> Directive
Each entry below should be returned exactly as is, with the pictures removed.

> Dataset rows
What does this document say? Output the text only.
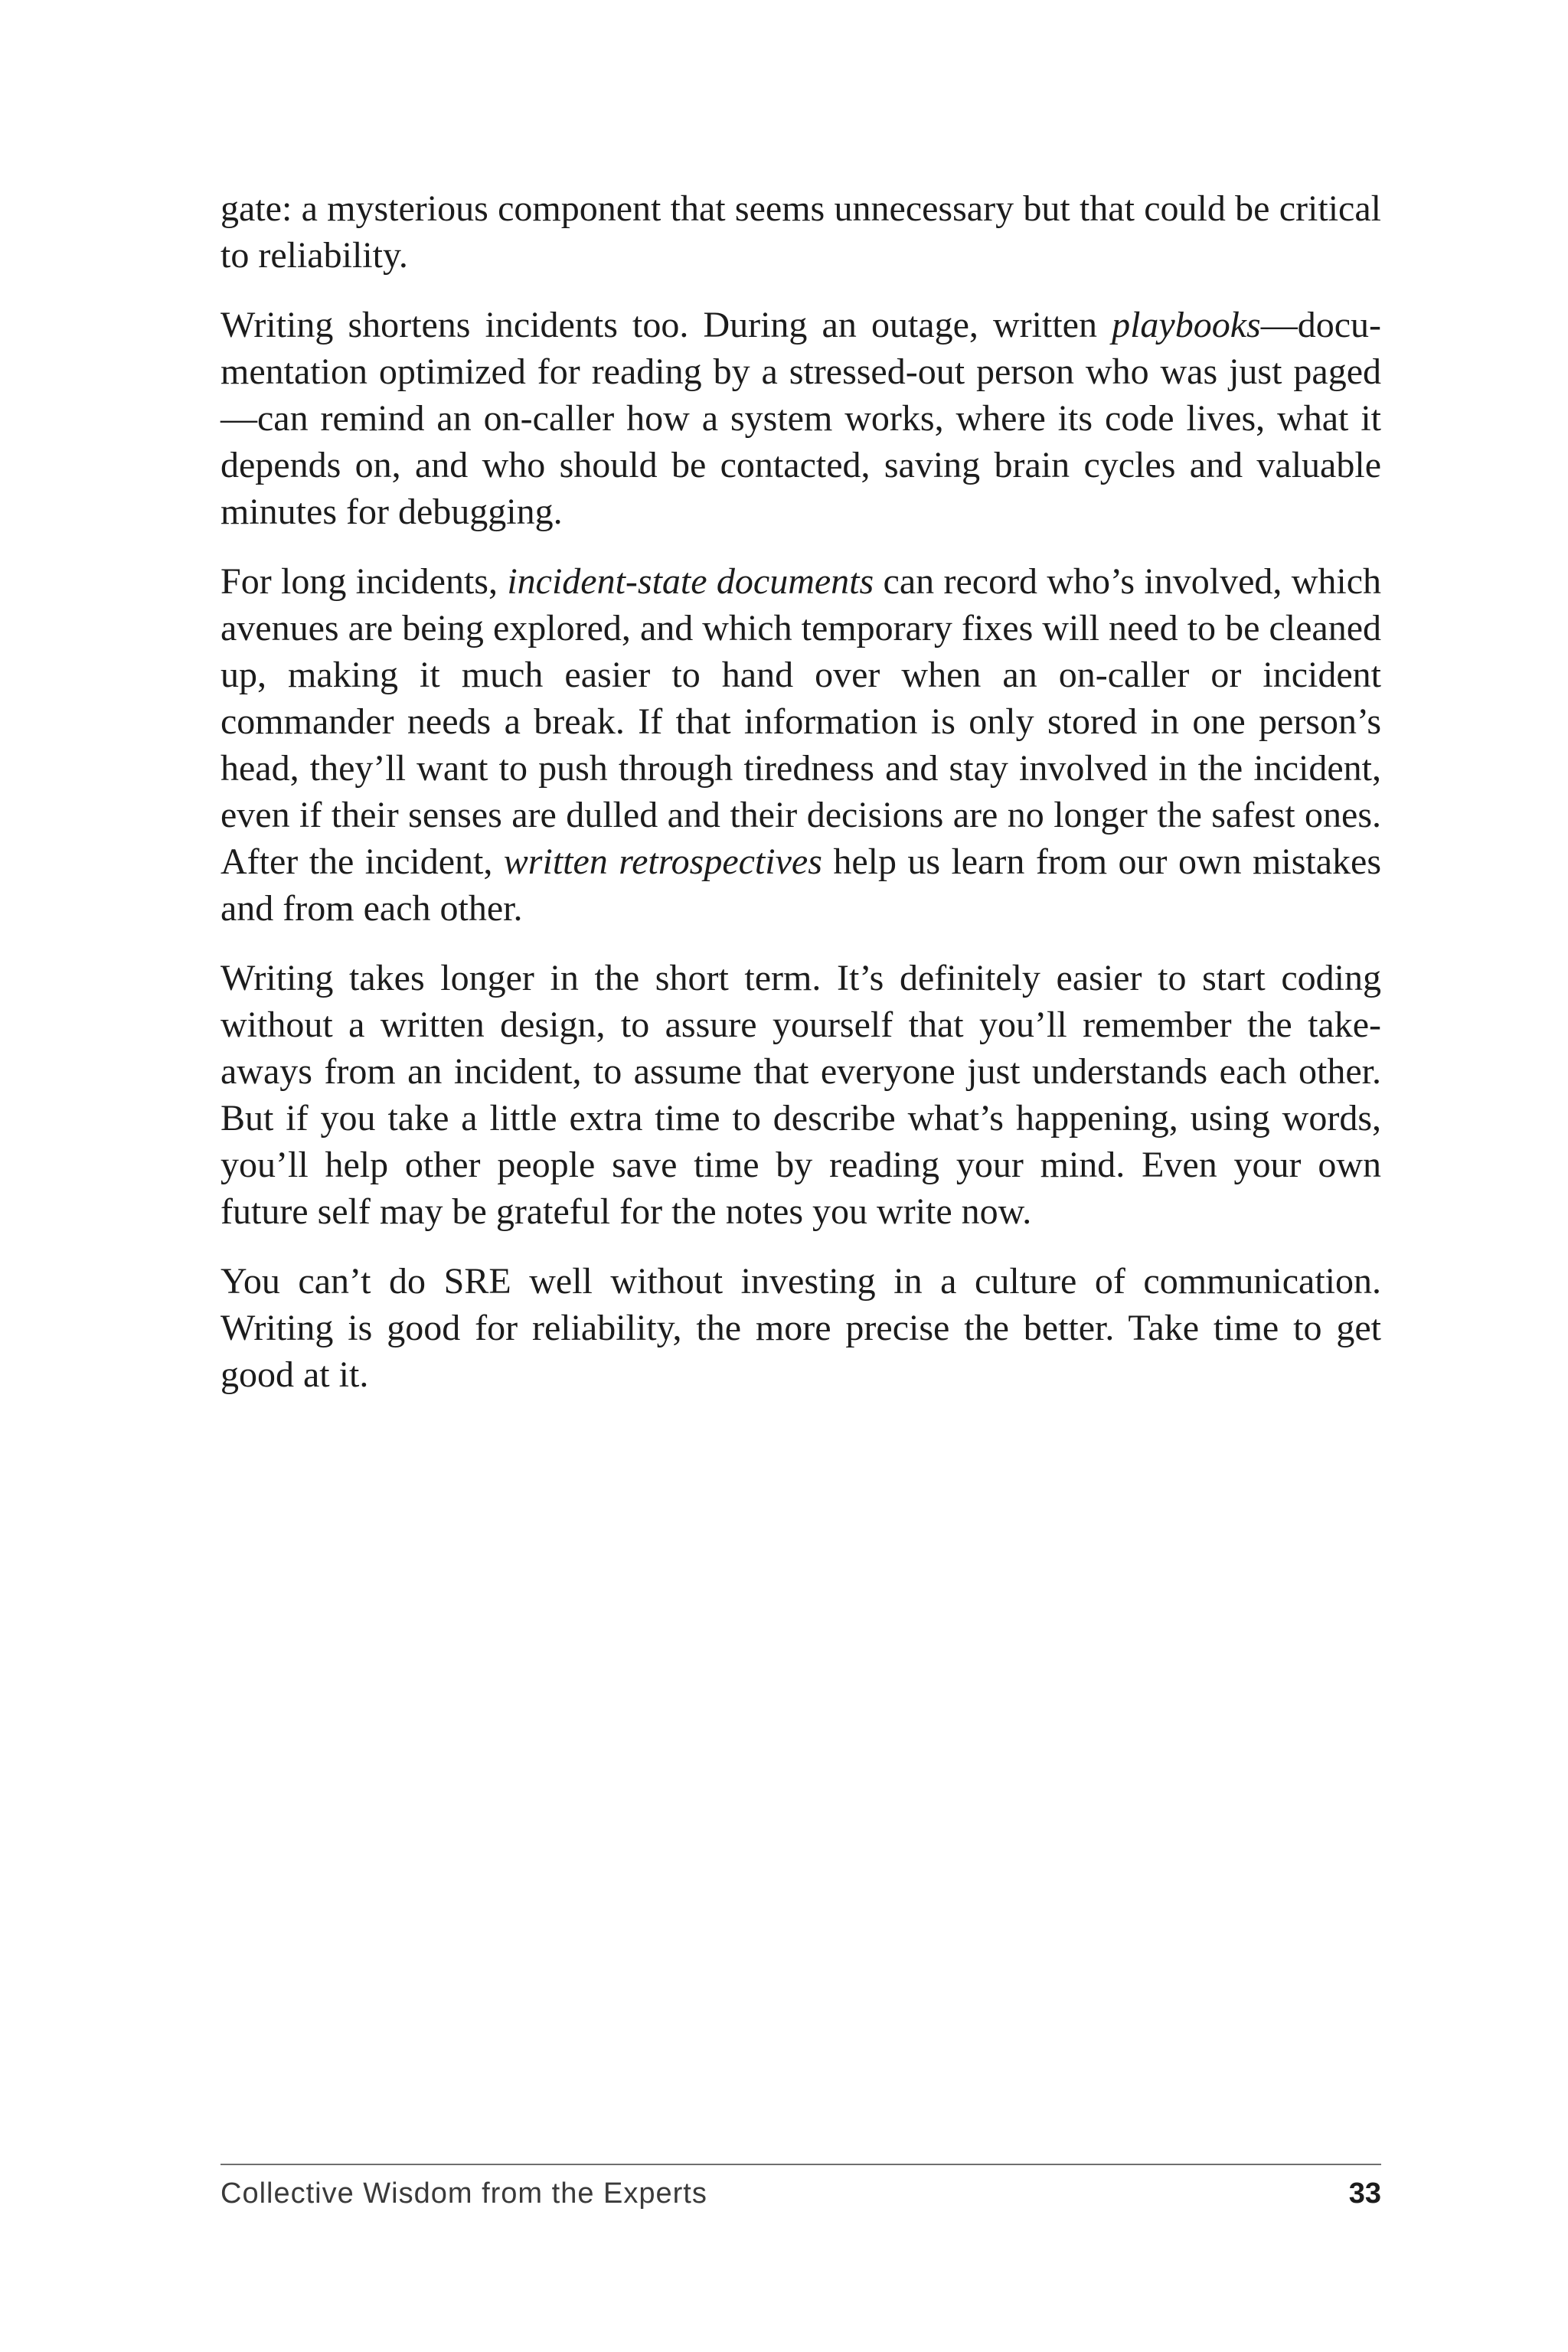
gate: a mysterious component that seems unnecessary but that could be critical to reliability.

Writing shortens incidents too. During an outage, written playbooks—documentation optimized for reading by a stressed-out person who was just paged—can remind an on-caller how a system works, where its code lives, what it depends on, and who should be contacted, saving brain cycles and valuable minutes for debugging.

For long incidents, incident-state documents can record who’s involved, which avenues are being explored, and which temporary fixes will need to be cleaned up, making it much easier to hand over when an on-caller or incident commander needs a break. If that information is only stored in one person’s head, they’ll want to push through tiredness and stay involved in the incident, even if their senses are dulled and their decisions are no longer the safest ones. After the incident, written retrospectives help us learn from our own mistakes and from each other.

Writing takes longer in the short term. It’s definitely easier to start coding without a written design, to assure yourself that you’ll remember the takeaways from an incident, to assume that everyone just understands each other. But if you take a little extra time to describe what’s happening, using words, you’ll help other people save time by reading your mind. Even your own future self may be grateful for the notes you write now.

You can’t do SRE well without investing in a culture of communication. Writing is good for reliability, the more precise the better. Take time to get good at it.

Collective Wisdom from the Experts	33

> Response
What does this document say? Output the text only.
gate: a mysterious component that seems unnecessary but that could be critical to reliability.

Writing shortens incidents too. During an outage, written playbooks—documentation optimized for reading by a stressed-out person who was just paged—can remind an on-caller how a system works, where its code lives, what it depends on, and who should be contacted, saving brain cycles and valuable minutes for debugging.

For long incidents, incident-state documents can record who’s involved, which avenues are being explored, and which temporary fixes will need to be cleaned up, making it much easier to hand over when an on-caller or incident commander needs a break. If that information is only stored in one person’s head, they’ll want to push through tiredness and stay involved in the incident, even if their senses are dulled and their decisions are no longer the safest ones. After the incident, written retrospectives help us learn from our own mistakes and from each other.

Writing takes longer in the short term. It’s definitely easier to start coding without a written design, to assure yourself that you’ll remember the takeaways from an incident, to assume that everyone just understands each other. But if you take a little extra time to describe what’s happening, using words, you’ll help other people save time by reading your mind. Even your own future self may be grateful for the notes you write now.

You can’t do SRE well without investing in a culture of communication. Writing is good for reliability, the more precise the better. Take time to get good at it.

Collective Wisdom from the Experts	33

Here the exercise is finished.